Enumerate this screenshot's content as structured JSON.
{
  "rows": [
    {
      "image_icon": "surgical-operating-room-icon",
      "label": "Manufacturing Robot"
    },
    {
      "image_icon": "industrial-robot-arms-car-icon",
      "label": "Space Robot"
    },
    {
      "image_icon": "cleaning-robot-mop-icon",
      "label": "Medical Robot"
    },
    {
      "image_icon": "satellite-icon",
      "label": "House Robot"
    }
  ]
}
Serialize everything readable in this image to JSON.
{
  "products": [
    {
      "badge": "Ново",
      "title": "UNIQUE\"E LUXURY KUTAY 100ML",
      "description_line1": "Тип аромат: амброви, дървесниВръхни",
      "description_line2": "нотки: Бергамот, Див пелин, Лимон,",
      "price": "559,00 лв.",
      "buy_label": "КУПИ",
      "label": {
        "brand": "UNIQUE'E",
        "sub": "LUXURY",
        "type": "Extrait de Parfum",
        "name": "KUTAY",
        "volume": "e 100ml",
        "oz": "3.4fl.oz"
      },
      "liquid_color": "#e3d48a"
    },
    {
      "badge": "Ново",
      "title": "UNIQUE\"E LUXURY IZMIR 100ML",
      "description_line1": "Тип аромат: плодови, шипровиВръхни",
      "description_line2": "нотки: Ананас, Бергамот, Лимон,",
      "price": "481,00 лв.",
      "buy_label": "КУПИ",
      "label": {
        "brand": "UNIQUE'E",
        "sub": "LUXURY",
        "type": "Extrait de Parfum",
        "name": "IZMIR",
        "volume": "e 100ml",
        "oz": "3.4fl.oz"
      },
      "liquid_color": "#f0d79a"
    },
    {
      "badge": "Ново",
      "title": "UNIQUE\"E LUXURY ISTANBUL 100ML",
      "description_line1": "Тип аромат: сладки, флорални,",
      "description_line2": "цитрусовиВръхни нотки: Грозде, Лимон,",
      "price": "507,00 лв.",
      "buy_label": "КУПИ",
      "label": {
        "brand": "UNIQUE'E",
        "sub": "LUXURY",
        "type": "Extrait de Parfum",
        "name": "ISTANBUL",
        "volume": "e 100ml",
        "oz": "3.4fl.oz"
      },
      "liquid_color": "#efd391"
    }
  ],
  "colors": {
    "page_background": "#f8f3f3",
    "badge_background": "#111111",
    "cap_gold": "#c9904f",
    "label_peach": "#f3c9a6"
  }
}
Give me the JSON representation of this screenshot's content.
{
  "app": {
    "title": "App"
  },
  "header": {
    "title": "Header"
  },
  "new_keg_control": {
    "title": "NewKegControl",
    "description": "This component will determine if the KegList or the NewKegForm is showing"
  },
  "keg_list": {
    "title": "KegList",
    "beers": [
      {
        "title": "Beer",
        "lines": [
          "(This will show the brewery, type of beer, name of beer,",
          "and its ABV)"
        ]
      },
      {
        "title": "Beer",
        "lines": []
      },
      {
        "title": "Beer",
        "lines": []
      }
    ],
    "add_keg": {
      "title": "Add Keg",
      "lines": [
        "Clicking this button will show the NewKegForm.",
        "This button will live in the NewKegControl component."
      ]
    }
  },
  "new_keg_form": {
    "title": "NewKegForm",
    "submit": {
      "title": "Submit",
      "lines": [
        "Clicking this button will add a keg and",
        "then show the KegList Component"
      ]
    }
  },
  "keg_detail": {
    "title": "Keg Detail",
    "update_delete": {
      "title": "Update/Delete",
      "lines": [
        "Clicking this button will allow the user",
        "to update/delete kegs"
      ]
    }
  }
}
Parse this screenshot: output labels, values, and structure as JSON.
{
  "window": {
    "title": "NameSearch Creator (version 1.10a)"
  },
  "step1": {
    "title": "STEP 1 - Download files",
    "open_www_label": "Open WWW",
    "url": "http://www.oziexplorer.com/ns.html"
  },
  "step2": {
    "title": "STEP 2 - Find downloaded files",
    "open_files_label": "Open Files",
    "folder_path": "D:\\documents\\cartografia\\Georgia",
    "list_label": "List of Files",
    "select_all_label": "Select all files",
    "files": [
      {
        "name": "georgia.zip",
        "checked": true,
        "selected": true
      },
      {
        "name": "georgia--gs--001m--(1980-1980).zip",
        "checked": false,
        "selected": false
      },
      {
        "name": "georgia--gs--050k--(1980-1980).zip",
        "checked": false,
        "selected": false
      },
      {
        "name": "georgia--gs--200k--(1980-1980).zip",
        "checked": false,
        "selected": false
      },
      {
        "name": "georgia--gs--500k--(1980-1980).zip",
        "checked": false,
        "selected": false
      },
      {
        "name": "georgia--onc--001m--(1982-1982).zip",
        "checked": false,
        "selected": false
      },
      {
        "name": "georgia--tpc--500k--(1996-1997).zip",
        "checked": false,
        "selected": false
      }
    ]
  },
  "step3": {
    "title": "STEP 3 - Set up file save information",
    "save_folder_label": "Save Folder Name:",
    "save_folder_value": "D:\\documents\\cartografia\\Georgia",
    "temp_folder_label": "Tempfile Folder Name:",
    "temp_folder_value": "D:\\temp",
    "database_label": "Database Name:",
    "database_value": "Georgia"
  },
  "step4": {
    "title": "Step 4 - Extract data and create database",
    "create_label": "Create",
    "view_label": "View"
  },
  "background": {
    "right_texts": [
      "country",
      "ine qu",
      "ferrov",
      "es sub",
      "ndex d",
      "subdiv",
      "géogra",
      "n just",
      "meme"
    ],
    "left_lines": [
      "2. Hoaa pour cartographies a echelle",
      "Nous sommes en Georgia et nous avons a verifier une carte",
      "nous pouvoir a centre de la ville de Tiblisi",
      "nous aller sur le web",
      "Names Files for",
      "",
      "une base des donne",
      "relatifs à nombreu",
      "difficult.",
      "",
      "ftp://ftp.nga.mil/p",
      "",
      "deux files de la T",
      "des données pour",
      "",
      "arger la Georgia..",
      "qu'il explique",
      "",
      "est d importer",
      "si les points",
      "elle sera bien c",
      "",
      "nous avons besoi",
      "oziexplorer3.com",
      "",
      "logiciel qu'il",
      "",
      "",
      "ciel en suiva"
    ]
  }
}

= Given instruction =
Without omitting anything, output the entries exactly.

= Response to the task =
Enumerate this screenshot's content as structured JSON.
{
  "rows": [
    {
      "image_icon": "surgical-operating-room-icon",
      "label": "Manufacturing Robot"
    },
    {
      "image_icon": "industrial-robot-arms-car-icon",
      "label": "Space Robot"
    },
    {
      "image_icon": "cleaning-robot-mop-icon",
      "label": "Medical Robot"
    },
    {
      "image_icon": "satellite-icon",
      "label": "House Robot"
    }
  ]
}
Serialize everything readable in this image to JSON.
{
  "products": [
    {
      "badge": "Ново",
      "title": "UNIQUE\"E LUXURY KUTAY 100ML",
      "description_line1": "Тип аромат: амброви, дървесниВръхни",
      "description_line2": "нотки: Бергамот, Див пелин, Лимон,",
      "price": "559,00 лв.",
      "buy_label": "КУПИ",
      "label": {
        "brand": "UNIQUE'E",
        "sub": "LUXURY",
        "type": "Extrait de Parfum",
        "name": "KUTAY",
        "volume": "e 100ml",
        "oz": "3.4fl.oz"
      },
      "liquid_color": "#e3d48a"
    },
    {
      "badge": "Ново",
      "title": "UNIQUE\"E LUXURY IZMIR 100ML",
      "description_line1": "Тип аромат: плодови, шипровиВръхни",
      "description_line2": "нотки: Ананас, Бергамот, Лимон,",
      "price": "481,00 лв.",
      "buy_label": "КУПИ",
      "label": {
        "brand": "UNIQUE'E",
        "sub": "LUXURY",
        "type": "Extrait de Parfum",
        "name": "IZMIR",
        "volume": "e 100ml",
        "oz": "3.4fl.oz"
      },
      "liquid_color": "#f0d79a"
    },
    {
      "badge": "Ново",
      "title": "UNIQUE\"E LUXURY ISTANBUL 100ML",
      "description_line1": "Тип аромат: сладки, флорални,",
      "description_line2": "цитрусовиВръхни нотки: Грозде, Лимон,",
      "price": "507,00 лв.",
      "buy_label": "КУПИ",
      "label": {
        "brand": "UNIQUE'E",
        "sub": "LUXURY",
        "type": "Extrait de Parfum",
        "name": "ISTANBUL",
        "volume": "e 100ml",
        "oz": "3.4fl.oz"
      },
      "liquid_color": "#efd391"
    }
  ],
  "colors": {
    "page_background": "#f8f3f3",
    "badge_background": "#111111",
    "cap_gold": "#c9904f",
    "label_peach": "#f3c9a6"
  }
}
Give me the JSON representation of this screenshot's content.
{
  "app": {
    "title": "App"
  },
  "header": {
    "title": "Header"
  },
  "new_keg_control": {
    "title": "NewKegControl",
    "description": "This component will determine if the KegList or the NewKegForm is showing"
  },
  "keg_list": {
    "title": "KegList",
    "beers": [
      {
        "title": "Beer",
        "lines": [
          "(This will show the brewery, type of beer, name of beer,",
          "and its ABV)"
        ]
      },
      {
        "title": "Beer",
        "lines": []
      },
      {
        "title": "Beer",
        "lines": []
      }
    ],
    "add_keg": {
      "title": "Add Keg",
      "lines": [
        "Clicking this button will show the NewKegForm.",
        "This button will live in the NewKegControl component."
      ]
    }
  },
  "new_keg_form": {
    "title": "NewKegForm",
    "submit": {
      "title": "Submit",
      "lines": [
        "Clicking this button will add a keg and",
        "then show the KegList Component"
      ]
    }
  },
  "keg_detail": {
    "title": "Keg Detail",
    "update_delete": {
      "title": "Update/Delete",
      "lines": [
        "Clicking this button will allow the user",
        "to update/delete kegs"
      ]
    }
  }
}
Parse this screenshot: output labels, values, and structure as JSON.
{
  "window": {
    "title": "NameSearch Creator (version 1.10a)"
  },
  "step1": {
    "title": "STEP 1 - Download files",
    "open_www_label": "Open WWW",
    "url": "http://www.oziexplorer.com/ns.html"
  },
  "step2": {
    "title": "STEP 2 - Find downloaded files",
    "open_files_label": "Open Files",
    "folder_path": "D:\\documents\\cartografia\\Georgia",
    "list_label": "List of Files",
    "select_all_label": "Select all files",
    "files": [
      {
        "name": "georgia.zip",
        "checked": true,
        "selected": true
      },
      {
        "name": "georgia--gs--001m--(1980-1980).zip",
        "checked": false,
        "selected": false
      },
      {
        "name": "georgia--gs--050k--(1980-1980).zip",
        "checked": false,
        "selected": false
      },
      {
        "name": "georgia--gs--200k--(1980-1980).zip",
        "checked": false,
        "selected": false
      },
      {
        "name": "georgia--gs--500k--(1980-1980).zip",
        "checked": false,
        "selected": false
      },
      {
        "name": "georgia--onc--001m--(1982-1982).zip",
        "checked": false,
        "selected": false
      },
      {
        "name": "georgia--tpc--500k--(1996-1997).zip",
        "checked": false,
        "selected": false
      }
    ]
  },
  "step3": {
    "title": "STEP 3 - Set up file save information",
    "save_folder_label": "Save Folder Name:",
    "save_folder_value": "D:\\documents\\cartografia\\Georgia",
    "temp_folder_label": "Tempfile Folder Name:",
    "temp_folder_value": "D:\\temp",
    "database_label": "Database Name:",
    "database_value": "Georgia"
  },
  "step4": {
    "title": "Step 4 - Extract data and create database",
    "create_label": "Create",
    "view_label": "View"
  },
  "background": {
    "right_texts": [
      "country",
      "ine qu",
      "ferrov",
      "es sub",
      "ndex d",
      "subdiv",
      "géogra",
      "n just",
      "meme"
    ],
    "left_lines": [
      "2. Hoaa pour cartographies a echelle",
      "Nous sommes en Georgia et nous avons a verifier une carte",
      "nous pouvoir a centre de la ville de Tiblisi",
      "nous aller sur le web",
      "Names Files for",
      "",
      "une base des donne",
      "relatifs à nombreu",
      "difficult.",
      "",
      "ftp://ftp.nga.mil/p",
      "",
      "deux files de la T",
      "des données pour",
      "",
      "arger la Georgia..",
      "qu'il explique",
      "",
      "est d importer",
      "si les points",
      "elle sera bien c",
      "",
      "nous avons besoi",
      "oziexplorer3.com",
      "",
      "logiciel qu'il",
      "",
      "",
      "ciel en suiva"
    ]
  }
}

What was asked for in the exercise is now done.